## begin Records provided
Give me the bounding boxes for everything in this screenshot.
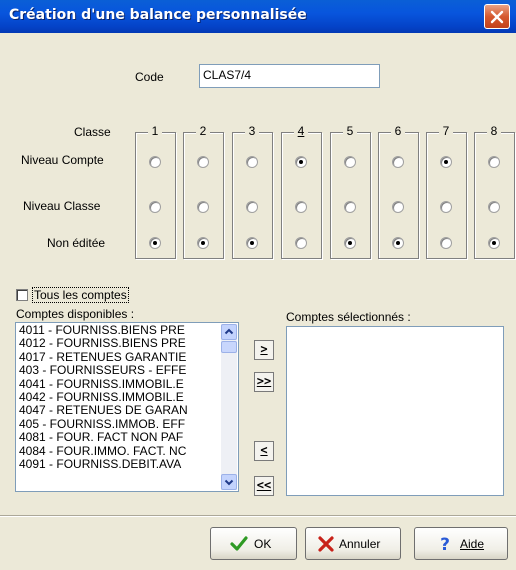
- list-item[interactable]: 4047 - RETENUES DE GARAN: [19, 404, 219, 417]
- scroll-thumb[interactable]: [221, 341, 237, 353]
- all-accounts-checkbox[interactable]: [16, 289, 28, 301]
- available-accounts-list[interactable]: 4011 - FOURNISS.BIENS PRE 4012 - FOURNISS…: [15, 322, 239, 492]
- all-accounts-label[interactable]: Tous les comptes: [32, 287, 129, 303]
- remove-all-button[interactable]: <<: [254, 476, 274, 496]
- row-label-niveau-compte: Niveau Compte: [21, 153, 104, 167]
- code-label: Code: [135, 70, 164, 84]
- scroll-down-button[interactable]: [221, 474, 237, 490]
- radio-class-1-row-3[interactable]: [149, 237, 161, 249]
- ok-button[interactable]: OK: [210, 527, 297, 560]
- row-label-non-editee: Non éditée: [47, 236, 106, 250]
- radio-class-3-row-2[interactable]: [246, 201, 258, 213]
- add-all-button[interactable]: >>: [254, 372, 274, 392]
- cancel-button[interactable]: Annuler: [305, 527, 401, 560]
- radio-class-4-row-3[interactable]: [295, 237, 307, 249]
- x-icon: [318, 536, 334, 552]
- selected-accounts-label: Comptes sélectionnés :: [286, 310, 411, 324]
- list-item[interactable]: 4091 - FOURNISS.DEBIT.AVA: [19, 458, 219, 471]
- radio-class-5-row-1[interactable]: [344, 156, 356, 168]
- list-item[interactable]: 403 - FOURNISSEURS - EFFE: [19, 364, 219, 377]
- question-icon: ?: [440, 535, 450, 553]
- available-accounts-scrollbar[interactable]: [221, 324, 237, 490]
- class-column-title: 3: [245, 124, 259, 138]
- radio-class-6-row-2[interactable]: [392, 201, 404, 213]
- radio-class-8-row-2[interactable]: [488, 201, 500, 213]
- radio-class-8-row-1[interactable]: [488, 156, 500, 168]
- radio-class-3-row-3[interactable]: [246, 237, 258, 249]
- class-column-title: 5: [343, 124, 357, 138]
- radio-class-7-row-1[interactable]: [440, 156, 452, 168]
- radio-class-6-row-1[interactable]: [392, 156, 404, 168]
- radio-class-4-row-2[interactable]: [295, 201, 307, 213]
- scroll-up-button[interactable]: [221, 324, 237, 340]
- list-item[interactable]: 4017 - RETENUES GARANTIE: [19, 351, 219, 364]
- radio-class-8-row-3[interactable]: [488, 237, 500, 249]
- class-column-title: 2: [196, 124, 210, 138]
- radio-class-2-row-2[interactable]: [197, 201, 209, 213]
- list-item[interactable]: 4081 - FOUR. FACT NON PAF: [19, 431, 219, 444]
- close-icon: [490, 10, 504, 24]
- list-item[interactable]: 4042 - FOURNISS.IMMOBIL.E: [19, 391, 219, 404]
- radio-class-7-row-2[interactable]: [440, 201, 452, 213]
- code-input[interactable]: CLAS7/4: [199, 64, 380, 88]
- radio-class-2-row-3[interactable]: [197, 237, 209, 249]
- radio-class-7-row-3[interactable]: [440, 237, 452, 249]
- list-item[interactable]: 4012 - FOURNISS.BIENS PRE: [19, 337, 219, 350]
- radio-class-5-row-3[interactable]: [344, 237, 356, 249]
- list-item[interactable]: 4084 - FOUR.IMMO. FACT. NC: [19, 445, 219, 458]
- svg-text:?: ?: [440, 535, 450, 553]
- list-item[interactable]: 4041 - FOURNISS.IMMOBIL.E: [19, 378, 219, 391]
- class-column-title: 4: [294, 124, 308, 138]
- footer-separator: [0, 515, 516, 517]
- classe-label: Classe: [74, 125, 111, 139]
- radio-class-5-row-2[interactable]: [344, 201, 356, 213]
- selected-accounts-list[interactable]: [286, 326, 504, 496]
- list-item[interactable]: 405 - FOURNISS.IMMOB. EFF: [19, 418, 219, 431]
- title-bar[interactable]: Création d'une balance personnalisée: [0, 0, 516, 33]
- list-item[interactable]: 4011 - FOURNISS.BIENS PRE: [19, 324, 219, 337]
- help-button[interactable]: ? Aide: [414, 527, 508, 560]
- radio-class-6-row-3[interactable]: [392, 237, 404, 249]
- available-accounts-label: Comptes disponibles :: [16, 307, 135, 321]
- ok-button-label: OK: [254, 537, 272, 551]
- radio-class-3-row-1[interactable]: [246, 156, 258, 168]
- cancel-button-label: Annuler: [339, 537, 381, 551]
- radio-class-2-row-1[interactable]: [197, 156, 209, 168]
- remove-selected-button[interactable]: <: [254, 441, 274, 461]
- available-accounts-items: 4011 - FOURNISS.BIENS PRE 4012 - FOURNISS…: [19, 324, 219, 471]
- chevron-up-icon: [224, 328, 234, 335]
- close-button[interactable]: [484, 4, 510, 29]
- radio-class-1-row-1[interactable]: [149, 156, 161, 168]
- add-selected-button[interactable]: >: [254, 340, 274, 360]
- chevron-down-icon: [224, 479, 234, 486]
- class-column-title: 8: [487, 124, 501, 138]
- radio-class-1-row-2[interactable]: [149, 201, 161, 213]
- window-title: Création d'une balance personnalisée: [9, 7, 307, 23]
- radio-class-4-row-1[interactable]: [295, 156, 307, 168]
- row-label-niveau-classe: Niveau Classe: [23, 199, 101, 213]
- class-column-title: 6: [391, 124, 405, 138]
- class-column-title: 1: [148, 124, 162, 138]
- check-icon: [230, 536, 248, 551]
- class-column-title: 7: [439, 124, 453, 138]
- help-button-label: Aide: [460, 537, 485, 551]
## end Records provided
Could you retype all of the material above line for line without changing anything, leaving out any pictures?

Give me the bounding boxes for everything in this screenshot.
- list-item[interactable]: 4047 - RETENUES DE GARAN: [19, 404, 219, 417]
- scroll-thumb[interactable]: [221, 341, 237, 353]
- all-accounts-checkbox[interactable]: [16, 289, 28, 301]
- available-accounts-list[interactable]: 4011 - FOURNISS.BIENS PRE 4012 - FOURNISS…: [15, 322, 239, 492]
- all-accounts-label[interactable]: Tous les comptes: [32, 287, 129, 303]
- remove-all-button[interactable]: <<: [254, 476, 274, 496]
- row-label-niveau-compte: Niveau Compte: [21, 153, 104, 167]
- code-label: Code: [135, 70, 164, 84]
- scroll-down-button[interactable]: [221, 474, 237, 490]
- radio-class-1-row-3[interactable]: [149, 237, 161, 249]
- ok-button[interactable]: OK: [210, 527, 297, 560]
- row-label-non-editee: Non éditée: [47, 236, 106, 250]
- radio-class-3-row-2[interactable]: [246, 201, 258, 213]
- add-all-button[interactable]: >>: [254, 372, 274, 392]
- cancel-button[interactable]: Annuler: [305, 527, 401, 560]
- radio-class-4-row-3[interactable]: [295, 237, 307, 249]
- x-icon: [318, 536, 334, 552]
- selected-accounts-label: Comptes sélectionnés :: [286, 310, 411, 324]
- list-item[interactable]: 4091 - FOURNISS.DEBIT.AVA: [19, 458, 219, 471]
- radio-class-5-row-1[interactable]: [344, 156, 356, 168]
- list-item[interactable]: 403 - FOURNISSEURS - EFFE: [19, 364, 219, 377]
- question-icon: ?: [440, 535, 450, 553]
- available-accounts-scrollbar[interactable]: [221, 324, 237, 490]
- class-column-title: 3: [245, 124, 259, 138]
- radio-class-6-row-2[interactable]: [392, 201, 404, 213]
- radio-class-8-row-2[interactable]: [488, 201, 500, 213]
- radio-class-8-row-1[interactable]: [488, 156, 500, 168]
- radio-class-3-row-3[interactable]: [246, 237, 258, 249]
- class-column-title: 5: [343, 124, 357, 138]
- radio-class-7-row-1[interactable]: [440, 156, 452, 168]
- radio-class-6-row-1[interactable]: [392, 156, 404, 168]
- radio-class-4-row-2[interactable]: [295, 201, 307, 213]
- scroll-up-button[interactable]: [221, 324, 237, 340]
- list-item[interactable]: 4017 - RETENUES GARANTIE: [19, 351, 219, 364]
- radio-class-8-row-3[interactable]: [488, 237, 500, 249]
- class-column-title: 2: [196, 124, 210, 138]
- radio-class-2-row-2[interactable]: [197, 201, 209, 213]
- list-item[interactable]: 4081 - FOUR. FACT NON PAF: [19, 431, 219, 444]
- close-icon: [490, 10, 504, 24]
- list-item[interactable]: 4042 - FOURNISS.IMMOBIL.E: [19, 391, 219, 404]
- radio-class-7-row-2[interactable]: [440, 201, 452, 213]
- code-input[interactable]: CLAS7/4: [199, 64, 380, 88]
- radio-class-2-row-3[interactable]: [197, 237, 209, 249]
- radio-class-7-row-3[interactable]: [440, 237, 452, 249]
- list-item[interactable]: 4012 - FOURNISS.BIENS PRE: [19, 337, 219, 350]
- radio-class-5-row-3[interactable]: [344, 237, 356, 249]
- list-item[interactable]: 4084 - FOUR.IMMO. FACT. NC: [19, 445, 219, 458]
- svg-text:?: ?: [440, 535, 450, 553]
- list-item[interactable]: 4041 - FOURNISS.IMMOBIL.E: [19, 378, 219, 391]
- class-column-title: 4: [294, 124, 308, 138]
- footer-separator: [0, 515, 516, 517]
- classe-label: Classe: [74, 125, 111, 139]
- radio-class-5-row-2[interactable]: [344, 201, 356, 213]
- selected-accounts-list[interactable]: [286, 326, 504, 496]
- list-item[interactable]: 405 - FOURNISS.IMMOB. EFF: [19, 418, 219, 431]
- title-bar[interactable]: Création d'une balance personnalisée: [0, 0, 516, 33]
- list-item[interactable]: 4011 - FOURNISS.BIENS PRE: [19, 324, 219, 337]
- help-button[interactable]: ? Aide: [414, 527, 508, 560]
- radio-class-6-row-3[interactable]: [392, 237, 404, 249]
- available-accounts-label: Comptes disponibles :: [16, 307, 135, 321]
- ok-button-label: OK: [254, 537, 272, 551]
- radio-class-3-row-1[interactable]: [246, 156, 258, 168]
- cancel-button-label: Annuler: [339, 537, 381, 551]
- radio-class-2-row-1[interactable]: [197, 156, 209, 168]
- remove-selected-button[interactable]: <: [254, 441, 274, 461]
- available-accounts-items: 4011 - FOURNISS.BIENS PRE 4012 - FOURNISS…: [19, 324, 219, 471]
- chevron-up-icon: [224, 328, 234, 335]
- close-button[interactable]: [484, 4, 510, 29]
- radio-class-1-row-1[interactable]: [149, 156, 161, 168]
- add-selected-button[interactable]: >: [254, 340, 274, 360]
- chevron-down-icon: [224, 479, 234, 486]
- class-column-title: 8: [487, 124, 501, 138]
- radio-class-1-row-2[interactable]: [149, 201, 161, 213]
- window-title: Création d'une balance personnalisée: [9, 7, 307, 23]
- radio-class-4-row-1[interactable]: [295, 156, 307, 168]
- row-label-niveau-classe: Niveau Classe: [23, 199, 101, 213]
- class-column-title: 6: [391, 124, 405, 138]
- class-column-title: 1: [148, 124, 162, 138]
- check-icon: [230, 536, 248, 551]
- class-column-title: 7: [439, 124, 453, 138]
- help-button-label: Aide: [460, 537, 485, 551]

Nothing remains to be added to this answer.